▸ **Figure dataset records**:
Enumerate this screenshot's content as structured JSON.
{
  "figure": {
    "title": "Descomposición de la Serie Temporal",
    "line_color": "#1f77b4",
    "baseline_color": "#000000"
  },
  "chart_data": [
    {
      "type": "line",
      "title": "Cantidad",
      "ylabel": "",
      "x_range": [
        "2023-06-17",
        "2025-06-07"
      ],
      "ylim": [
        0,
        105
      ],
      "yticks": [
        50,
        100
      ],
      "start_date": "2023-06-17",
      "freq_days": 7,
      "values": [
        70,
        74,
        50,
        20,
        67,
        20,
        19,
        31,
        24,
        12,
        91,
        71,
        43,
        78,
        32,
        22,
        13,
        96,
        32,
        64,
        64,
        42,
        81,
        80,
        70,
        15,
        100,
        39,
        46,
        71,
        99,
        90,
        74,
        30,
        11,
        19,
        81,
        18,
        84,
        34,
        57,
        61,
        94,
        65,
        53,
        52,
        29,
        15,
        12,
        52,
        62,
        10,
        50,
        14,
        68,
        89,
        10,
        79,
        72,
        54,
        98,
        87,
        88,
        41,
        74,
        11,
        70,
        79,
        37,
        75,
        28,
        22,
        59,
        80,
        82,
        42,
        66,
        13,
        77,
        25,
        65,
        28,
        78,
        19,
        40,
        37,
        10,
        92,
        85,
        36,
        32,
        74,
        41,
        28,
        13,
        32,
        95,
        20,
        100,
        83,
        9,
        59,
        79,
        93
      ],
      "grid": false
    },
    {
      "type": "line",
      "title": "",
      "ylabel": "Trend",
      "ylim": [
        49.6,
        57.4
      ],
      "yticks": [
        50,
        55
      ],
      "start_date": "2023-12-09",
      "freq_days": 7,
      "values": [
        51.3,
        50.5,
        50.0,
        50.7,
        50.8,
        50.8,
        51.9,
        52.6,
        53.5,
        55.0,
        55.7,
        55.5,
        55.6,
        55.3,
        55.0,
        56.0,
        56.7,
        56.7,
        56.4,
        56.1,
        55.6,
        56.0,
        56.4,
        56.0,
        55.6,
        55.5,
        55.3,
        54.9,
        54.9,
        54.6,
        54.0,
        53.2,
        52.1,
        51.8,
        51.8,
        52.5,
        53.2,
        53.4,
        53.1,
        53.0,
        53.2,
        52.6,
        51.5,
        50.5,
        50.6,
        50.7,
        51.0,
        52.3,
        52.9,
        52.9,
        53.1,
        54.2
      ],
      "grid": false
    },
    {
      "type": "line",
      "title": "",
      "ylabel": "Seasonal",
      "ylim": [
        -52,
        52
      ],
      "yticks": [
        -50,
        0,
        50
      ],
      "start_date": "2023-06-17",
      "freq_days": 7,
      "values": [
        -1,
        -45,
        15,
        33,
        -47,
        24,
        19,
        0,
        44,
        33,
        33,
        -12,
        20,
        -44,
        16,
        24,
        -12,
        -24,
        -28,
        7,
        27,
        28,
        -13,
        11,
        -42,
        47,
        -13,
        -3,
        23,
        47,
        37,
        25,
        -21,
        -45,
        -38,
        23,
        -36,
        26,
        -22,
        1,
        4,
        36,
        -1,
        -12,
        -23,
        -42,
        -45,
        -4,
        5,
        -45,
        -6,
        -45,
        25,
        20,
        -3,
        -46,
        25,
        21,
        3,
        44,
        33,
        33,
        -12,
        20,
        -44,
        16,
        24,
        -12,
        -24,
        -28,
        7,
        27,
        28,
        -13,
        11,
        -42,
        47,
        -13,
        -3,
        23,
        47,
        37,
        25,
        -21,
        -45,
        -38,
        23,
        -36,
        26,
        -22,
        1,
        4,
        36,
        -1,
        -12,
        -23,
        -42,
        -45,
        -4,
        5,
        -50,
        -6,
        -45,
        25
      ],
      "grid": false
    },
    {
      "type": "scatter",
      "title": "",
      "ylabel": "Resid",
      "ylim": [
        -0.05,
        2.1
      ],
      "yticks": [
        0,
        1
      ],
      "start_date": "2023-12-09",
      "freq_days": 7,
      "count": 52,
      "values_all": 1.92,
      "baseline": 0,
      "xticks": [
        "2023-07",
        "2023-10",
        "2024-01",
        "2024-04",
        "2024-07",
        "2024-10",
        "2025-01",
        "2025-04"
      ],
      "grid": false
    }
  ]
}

▸ **Task**: From the preceding material, extract every line exactly.

▸ **Expected output**:
Enumerate this screenshot's content as structured JSON.
{
  "figure": {
    "title": "Descomposición de la Serie Temporal",
    "line_color": "#1f77b4",
    "baseline_color": "#000000"
  },
  "chart_data": [
    {
      "type": "line",
      "title": "Cantidad",
      "ylabel": "",
      "x_range": [
        "2023-06-17",
        "2025-06-07"
      ],
      "ylim": [
        0,
        105
      ],
      "yticks": [
        50,
        100
      ],
      "start_date": "2023-06-17",
      "freq_days": 7,
      "values": [
        70,
        74,
        50,
        20,
        67,
        20,
        19,
        31,
        24,
        12,
        91,
        71,
        43,
        78,
        32,
        22,
        13,
        96,
        32,
        64,
        64,
        42,
        81,
        80,
        70,
        15,
        100,
        39,
        46,
        71,
        99,
        90,
        74,
        30,
        11,
        19,
        81,
        18,
        84,
        34,
        57,
        61,
        94,
        65,
        53,
        52,
        29,
        15,
        12,
        52,
        62,
        10,
        50,
        14,
        68,
        89,
        10,
        79,
        72,
        54,
        98,
        87,
        88,
        41,
        74,
        11,
        70,
        79,
        37,
        75,
        28,
        22,
        59,
        80,
        82,
        42,
        66,
        13,
        77,
        25,
        65,
        28,
        78,
        19,
        40,
        37,
        10,
        92,
        85,
        36,
        32,
        74,
        41,
        28,
        13,
        32,
        95,
        20,
        100,
        83,
        9,
        59,
        79,
        93
      ],
      "grid": false
    },
    {
      "type": "line",
      "title": "",
      "ylabel": "Trend",
      "ylim": [
        49.6,
        57.4
      ],
      "yticks": [
        50,
        55
      ],
      "start_date": "2023-12-09",
      "freq_days": 7,
      "values": [
        51.3,
        50.5,
        50.0,
        50.7,
        50.8,
        50.8,
        51.9,
        52.6,
        53.5,
        55.0,
        55.7,
        55.5,
        55.6,
        55.3,
        55.0,
        56.0,
        56.7,
        56.7,
        56.4,
        56.1,
        55.6,
        56.0,
        56.4,
        56.0,
        55.6,
        55.5,
        55.3,
        54.9,
        54.9,
        54.6,
        54.0,
        53.2,
        52.1,
        51.8,
        51.8,
        52.5,
        53.2,
        53.4,
        53.1,
        53.0,
        53.2,
        52.6,
        51.5,
        50.5,
        50.6,
        50.7,
        51.0,
        52.3,
        52.9,
        52.9,
        53.1,
        54.2
      ],
      "grid": false
    },
    {
      "type": "line",
      "title": "",
      "ylabel": "Seasonal",
      "ylim": [
        -52,
        52
      ],
      "yticks": [
        -50,
        0,
        50
      ],
      "start_date": "2023-06-17",
      "freq_days": 7,
      "values": [
        -1,
        -45,
        15,
        33,
        -47,
        24,
        19,
        0,
        44,
        33,
        33,
        -12,
        20,
        -44,
        16,
        24,
        -12,
        -24,
        -28,
        7,
        27,
        28,
        -13,
        11,
        -42,
        47,
        -13,
        -3,
        23,
        47,
        37,
        25,
        -21,
        -45,
        -38,
        23,
        -36,
        26,
        -22,
        1,
        4,
        36,
        -1,
        -12,
        -23,
        -42,
        -45,
        -4,
        5,
        -45,
        -6,
        -45,
        25,
        20,
        -3,
        -46,
        25,
        21,
        3,
        44,
        33,
        33,
        -12,
        20,
        -44,
        16,
        24,
        -12,
        -24,
        -28,
        7,
        27,
        28,
        -13,
        11,
        -42,
        47,
        -13,
        -3,
        23,
        47,
        37,
        25,
        -21,
        -45,
        -38,
        23,
        -36,
        26,
        -22,
        1,
        4,
        36,
        -1,
        -12,
        -23,
        -42,
        -45,
        -4,
        5,
        -50,
        -6,
        -45,
        25
      ],
      "grid": false
    },
    {
      "type": "scatter",
      "title": "",
      "ylabel": "Resid",
      "ylim": [
        -0.05,
        2.1
      ],
      "yticks": [
        0,
        1
      ],
      "start_date": "2023-12-09",
      "freq_days": 7,
      "count": 52,
      "values_all": 1.92,
      "baseline": 0,
      "xticks": [
        "2023-07",
        "2023-10",
        "2024-01",
        "2024-04",
        "2024-07",
        "2024-10",
        "2025-01",
        "2025-04"
      ],
      "grid": false
    }
  ]
}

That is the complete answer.